# Start of Given records
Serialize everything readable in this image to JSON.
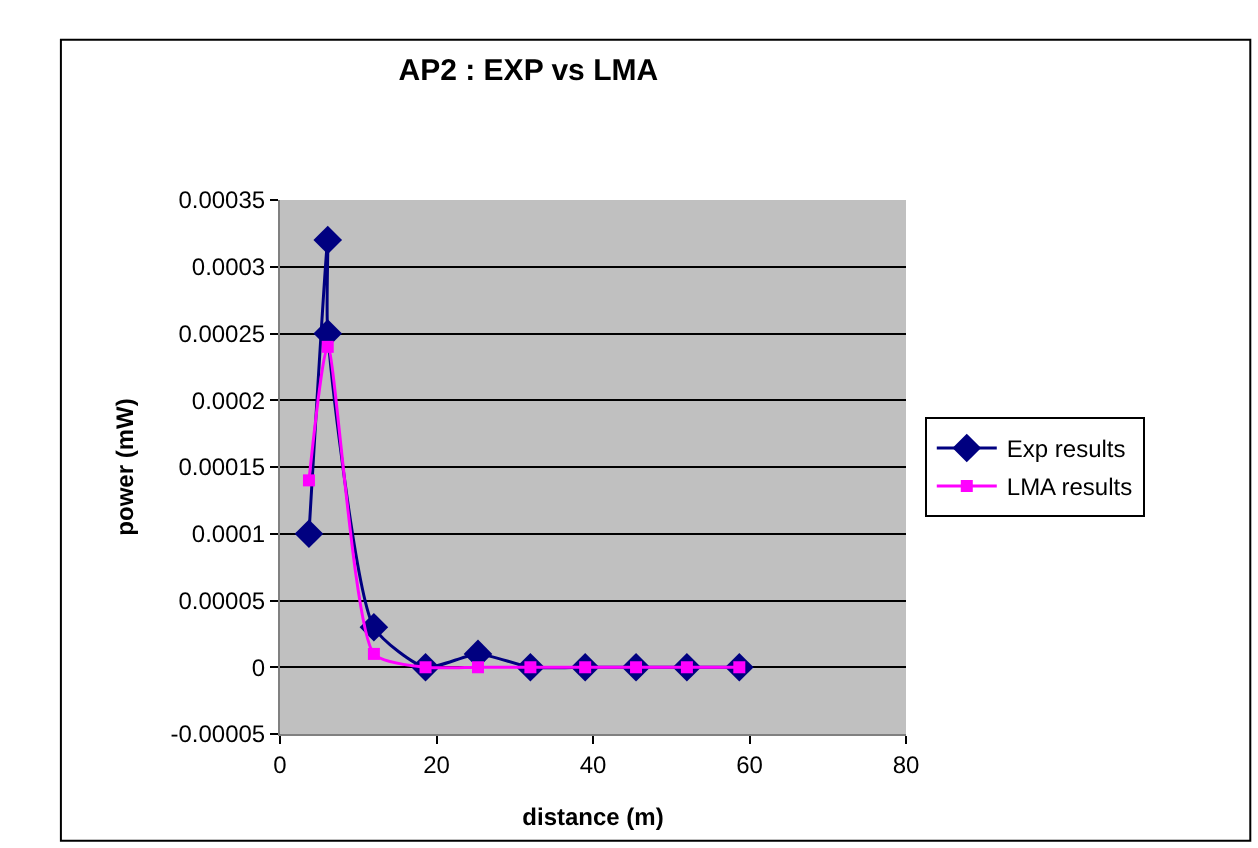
{
  "chart_data": {
    "type": "line",
    "title": "AP2 : EXP vs LMA",
    "xlabel": "distance (m)",
    "ylabel": "power (mW)",
    "xlim": [
      0,
      80
    ],
    "xticks": [
      0,
      20,
      40,
      60,
      80
    ],
    "ylim": [
      -5e-05,
      0.00035
    ],
    "yticks": [
      {
        "value": -5e-05,
        "label": "-0.00005"
      },
      0,
      {
        "value": 5e-05,
        "label": "0.00005"
      },
      0.0001,
      0.00015,
      0.0002,
      0.00025,
      0.0003,
      0.00035
    ],
    "grid": "y",
    "legend": "right",
    "series": [
      {
        "name": "Exp results",
        "color": "#000080",
        "marker": "diamond",
        "x": [
          3.7,
          6.1,
          6.1,
          12,
          18.6,
          25.3,
          32,
          39,
          45.5,
          52,
          58.7
        ],
        "values": [
          0.0001,
          0.00032,
          0.00025,
          3e-05,
          0,
          1e-05,
          0,
          0,
          0,
          0,
          0
        ]
      },
      {
        "name": "LMA results",
        "color": "#ff00ff",
        "marker": "square",
        "x": [
          3.7,
          6.1,
          12,
          18.6,
          25.3,
          32,
          39,
          45.5,
          52,
          58.7
        ],
        "values": [
          0.00014,
          0.00024,
          1e-05,
          0,
          0,
          0,
          0,
          0,
          0,
          0
        ]
      }
    ]
  }
}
# End of Given records
## Instruction
Write out each line again precisely as it appears, skipping every picture.

## Written reply
Serialize everything readable in this image to JSON.
{
  "chart_data": {
    "type": "line",
    "title": "AP2 : EXP vs LMA",
    "xlabel": "distance (m)",
    "ylabel": "power (mW)",
    "xlim": [
      0,
      80
    ],
    "xticks": [
      0,
      20,
      40,
      60,
      80
    ],
    "ylim": [
      -5e-05,
      0.00035
    ],
    "yticks": [
      {
        "value": -5e-05,
        "label": "-0.00005"
      },
      0,
      {
        "value": 5e-05,
        "label": "0.00005"
      },
      0.0001,
      0.00015,
      0.0002,
      0.00025,
      0.0003,
      0.00035
    ],
    "grid": "y",
    "legend": "right",
    "series": [
      {
        "name": "Exp results",
        "color": "#000080",
        "marker": "diamond",
        "x": [
          3.7,
          6.1,
          6.1,
          12,
          18.6,
          25.3,
          32,
          39,
          45.5,
          52,
          58.7
        ],
        "values": [
          0.0001,
          0.00032,
          0.00025,
          3e-05,
          0,
          1e-05,
          0,
          0,
          0,
          0,
          0
        ]
      },
      {
        "name": "LMA results",
        "color": "#ff00ff",
        "marker": "square",
        "x": [
          3.7,
          6.1,
          12,
          18.6,
          25.3,
          32,
          39,
          45.5,
          52,
          58.7
        ],
        "values": [
          0.00014,
          0.00024,
          1e-05,
          0,
          0,
          0,
          0,
          0,
          0,
          0
        ]
      }
    ]
  }
}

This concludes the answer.